- Exercise objective -
Copy every line from the data below in which the string "name" can be found.
[Start]
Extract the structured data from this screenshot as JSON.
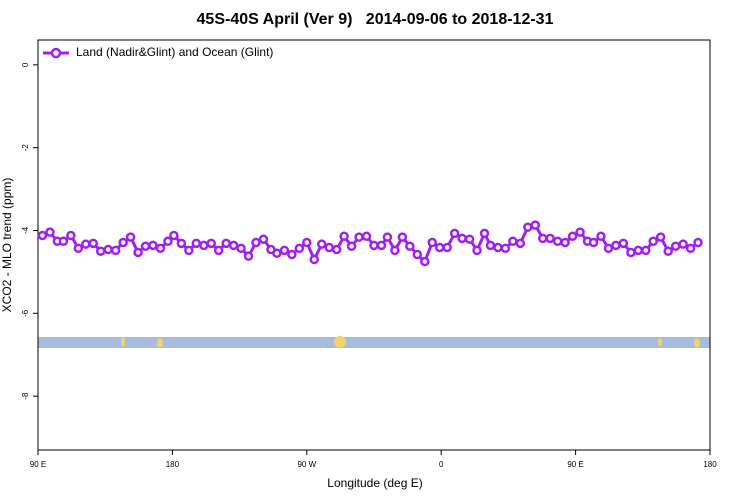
{
  "chart_data": {
    "type": "line",
    "title": "45S-40S April (Ver 9)   2014-09-06 to 2018-12-31",
    "x_label": "Longitude (deg E)",
    "y_label": "XCO2 - MLO trend (ppm)",
    "xlim": [
      90,
      540
    ],
    "ylim": [
      -9.3,
      0.6
    ],
    "xticks": [
      {
        "value": 90,
        "label": "90 E"
      },
      180,
      {
        "value": 270,
        "label": "90 W"
      },
      {
        "value": 360,
        "label": "0"
      },
      {
        "value": 450,
        "label": "90 E"
      },
      {
        "value": 540,
        "label": "180"
      }
    ],
    "yticks": [
      0,
      -2,
      -4,
      -6,
      -8
    ],
    "legend": "top-left",
    "x": [
      93,
      98,
      103,
      107,
      112,
      117,
      122,
      127,
      132,
      137,
      142,
      147,
      152,
      157,
      162,
      167,
      172,
      177,
      181,
      186,
      191,
      196,
      201,
      206,
      211,
      216,
      221,
      226,
      231,
      236,
      241,
      246,
      250,
      255,
      260,
      265,
      270,
      275,
      280,
      285,
      290,
      295,
      300,
      305,
      310,
      315,
      320,
      324,
      329,
      334,
      339,
      344,
      349,
      354,
      359,
      364,
      369,
      374,
      379,
      384,
      389,
      393,
      398,
      403,
      408,
      413,
      418,
      423,
      428,
      433,
      438,
      443,
      448,
      453,
      458,
      462,
      467,
      472,
      477,
      482,
      487,
      492,
      497,
      502,
      507,
      512,
      517,
      522,
      527,
      532
    ],
    "series": [
      {
        "name": "Land (Nadir&Glint) and Ocean (Glint)",
        "color": "#a020f0",
        "values": [
          -4.12,
          -4.04,
          -4.26,
          -4.26,
          -4.12,
          -4.43,
          -4.33,
          -4.31,
          -4.5,
          -4.46,
          -4.48,
          -4.29,
          -4.16,
          -4.53,
          -4.38,
          -4.36,
          -4.43,
          -4.26,
          -4.12,
          -4.31,
          -4.48,
          -4.31,
          -4.36,
          -4.31,
          -4.48,
          -4.31,
          -4.36,
          -4.43,
          -4.62,
          -4.29,
          -4.21,
          -4.46,
          -4.55,
          -4.48,
          -4.58,
          -4.43,
          -4.29,
          -4.7,
          -4.33,
          -4.41,
          -4.46,
          -4.14,
          -4.38,
          -4.16,
          -4.14,
          -4.36,
          -4.36,
          -4.16,
          -4.48,
          -4.16,
          -4.38,
          -4.58,
          -4.75,
          -4.29,
          -4.41,
          -4.41,
          -4.07,
          -4.19,
          -4.21,
          -4.48,
          -4.07,
          -4.36,
          -4.41,
          -4.43,
          -4.26,
          -4.31,
          -3.92,
          -3.87,
          -4.19,
          -4.19,
          -4.26,
          -4.29,
          -4.14,
          -4.04,
          -4.26,
          -4.29,
          -4.14,
          -4.43,
          -4.36,
          -4.31,
          -4.53,
          -4.48,
          -4.48,
          -4.26,
          -4.16,
          -4.5,
          -4.38,
          -4.33,
          -4.43,
          -4.29
        ]
      }
    ]
  }
}
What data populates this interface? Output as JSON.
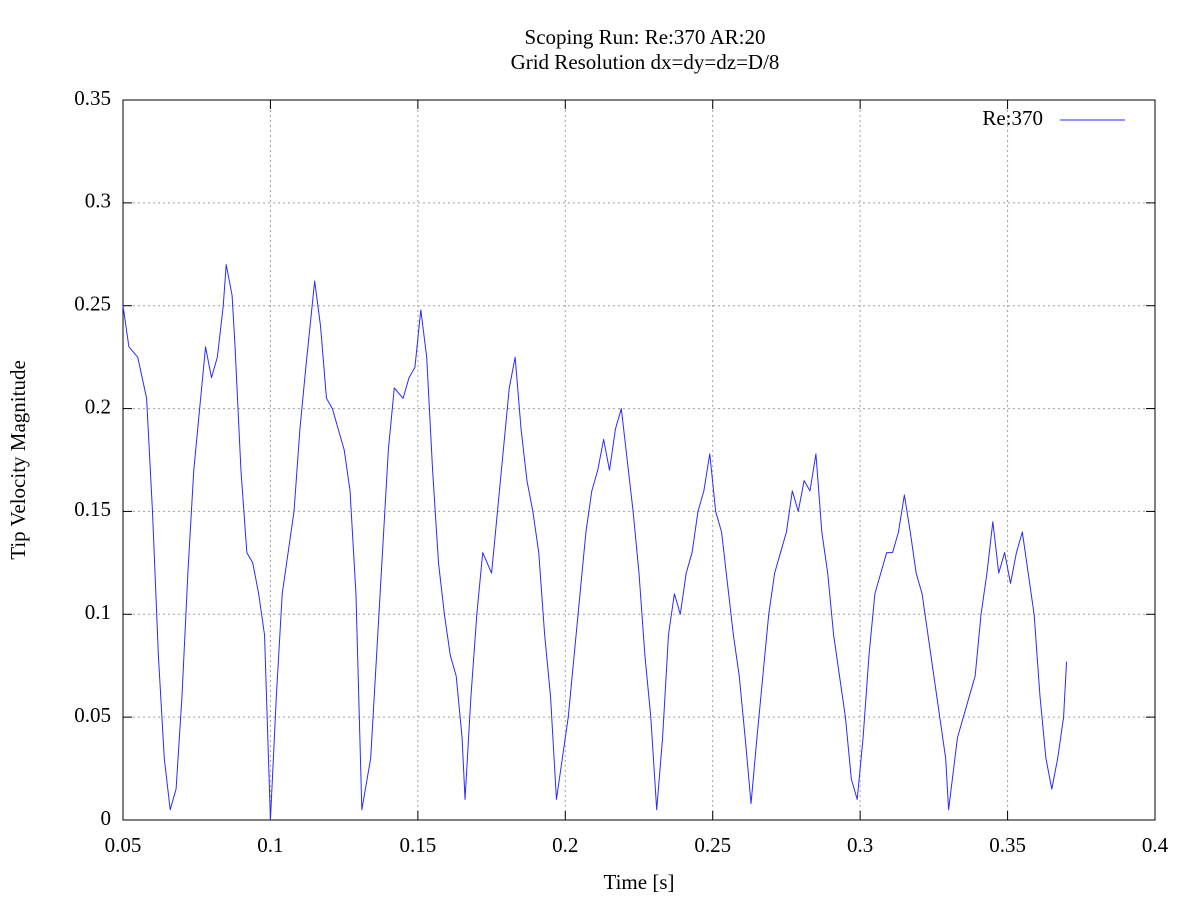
{
  "chart_data": {
    "type": "line",
    "title": "Scoping Run: Re:370  AR:20",
    "subtitle": "Grid Resolution dx=dy=dz=D/8",
    "x_label": "Time [s]",
    "y_label": "Tip Velocity Magnitude",
    "xlim": [
      0.05,
      0.4
    ],
    "xticks": [
      0.05,
      0.1,
      0.15,
      0.2,
      0.25,
      0.3,
      0.35,
      0.4
    ],
    "ylim": [
      0,
      0.35
    ],
    "yticks": [
      0,
      0.05,
      0.1,
      0.15,
      0.2,
      0.25,
      0.3,
      0.35
    ],
    "grid": true,
    "legend_position": "top-right",
    "x": [
      0.05,
      0.052,
      0.055,
      0.058,
      0.06,
      0.062,
      0.064,
      0.066,
      0.068,
      0.07,
      0.072,
      0.074,
      0.076,
      0.078,
      0.08,
      0.082,
      0.084,
      0.085,
      0.087,
      0.088,
      0.09,
      0.092,
      0.094,
      0.096,
      0.098,
      0.1,
      0.102,
      0.104,
      0.106,
      0.108,
      0.11,
      0.112,
      0.115,
      0.117,
      0.119,
      0.121,
      0.123,
      0.125,
      0.127,
      0.129,
      0.131,
      0.134,
      0.136,
      0.138,
      0.14,
      0.142,
      0.145,
      0.147,
      0.149,
      0.151,
      0.153,
      0.155,
      0.157,
      0.159,
      0.161,
      0.163,
      0.165,
      0.166,
      0.168,
      0.17,
      0.172,
      0.175,
      0.177,
      0.179,
      0.181,
      0.183,
      0.185,
      0.187,
      0.189,
      0.191,
      0.193,
      0.195,
      0.197,
      0.199,
      0.201,
      0.203,
      0.205,
      0.207,
      0.209,
      0.211,
      0.213,
      0.215,
      0.217,
      0.219,
      0.221,
      0.223,
      0.225,
      0.227,
      0.229,
      0.231,
      0.233,
      0.235,
      0.237,
      0.239,
      0.241,
      0.243,
      0.245,
      0.247,
      0.249,
      0.251,
      0.253,
      0.255,
      0.257,
      0.259,
      0.261,
      0.263,
      0.265,
      0.267,
      0.269,
      0.271,
      0.273,
      0.275,
      0.277,
      0.279,
      0.281,
      0.283,
      0.285,
      0.287,
      0.289,
      0.291,
      0.293,
      0.295,
      0.297,
      0.299,
      0.301,
      0.303,
      0.305,
      0.307,
      0.309,
      0.311,
      0.313,
      0.315,
      0.317,
      0.319,
      0.321,
      0.323,
      0.325,
      0.327,
      0.329,
      0.33,
      0.333,
      0.335,
      0.337,
      0.339,
      0.341,
      0.343,
      0.345,
      0.347,
      0.349,
      0.351,
      0.353,
      0.355,
      0.357,
      0.359,
      0.361,
      0.363,
      0.365,
      0.367,
      0.369,
      0.37
    ],
    "series": [
      {
        "name": "Re:370",
        "color": "#2b2bff",
        "values": [
          0.25,
          0.23,
          0.225,
          0.205,
          0.15,
          0.08,
          0.03,
          0.005,
          0.015,
          0.06,
          0.12,
          0.17,
          0.2,
          0.23,
          0.215,
          0.225,
          0.25,
          0.27,
          0.255,
          0.23,
          0.17,
          0.13,
          0.125,
          0.11,
          0.09,
          0.0,
          0.06,
          0.11,
          0.13,
          0.15,
          0.19,
          0.22,
          0.262,
          0.24,
          0.205,
          0.2,
          0.19,
          0.18,
          0.16,
          0.11,
          0.005,
          0.03,
          0.08,
          0.13,
          0.18,
          0.21,
          0.205,
          0.215,
          0.22,
          0.248,
          0.225,
          0.17,
          0.125,
          0.1,
          0.08,
          0.07,
          0.04,
          0.01,
          0.06,
          0.1,
          0.13,
          0.12,
          0.15,
          0.18,
          0.21,
          0.225,
          0.19,
          0.165,
          0.15,
          0.13,
          0.09,
          0.06,
          0.01,
          0.03,
          0.05,
          0.08,
          0.11,
          0.14,
          0.16,
          0.17,
          0.185,
          0.17,
          0.19,
          0.2,
          0.175,
          0.15,
          0.12,
          0.08,
          0.05,
          0.005,
          0.04,
          0.09,
          0.11,
          0.1,
          0.12,
          0.13,
          0.15,
          0.16,
          0.178,
          0.15,
          0.14,
          0.115,
          0.09,
          0.07,
          0.04,
          0.008,
          0.04,
          0.07,
          0.1,
          0.12,
          0.13,
          0.14,
          0.16,
          0.15,
          0.165,
          0.16,
          0.178,
          0.14,
          0.12,
          0.09,
          0.07,
          0.05,
          0.02,
          0.01,
          0.04,
          0.08,
          0.11,
          0.12,
          0.13,
          0.13,
          0.14,
          0.158,
          0.14,
          0.12,
          0.11,
          0.09,
          0.07,
          0.05,
          0.03,
          0.005,
          0.04,
          0.05,
          0.06,
          0.07,
          0.1,
          0.12,
          0.145,
          0.12,
          0.13,
          0.115,
          0.13,
          0.14,
          0.12,
          0.1,
          0.06,
          0.03,
          0.015,
          0.03,
          0.05,
          0.077
        ]
      }
    ]
  }
}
[End]
- Result for this exercise -
        "name": "Land (Nadir&Glint) and Ocean (Glint)",
        "name": "Re:370",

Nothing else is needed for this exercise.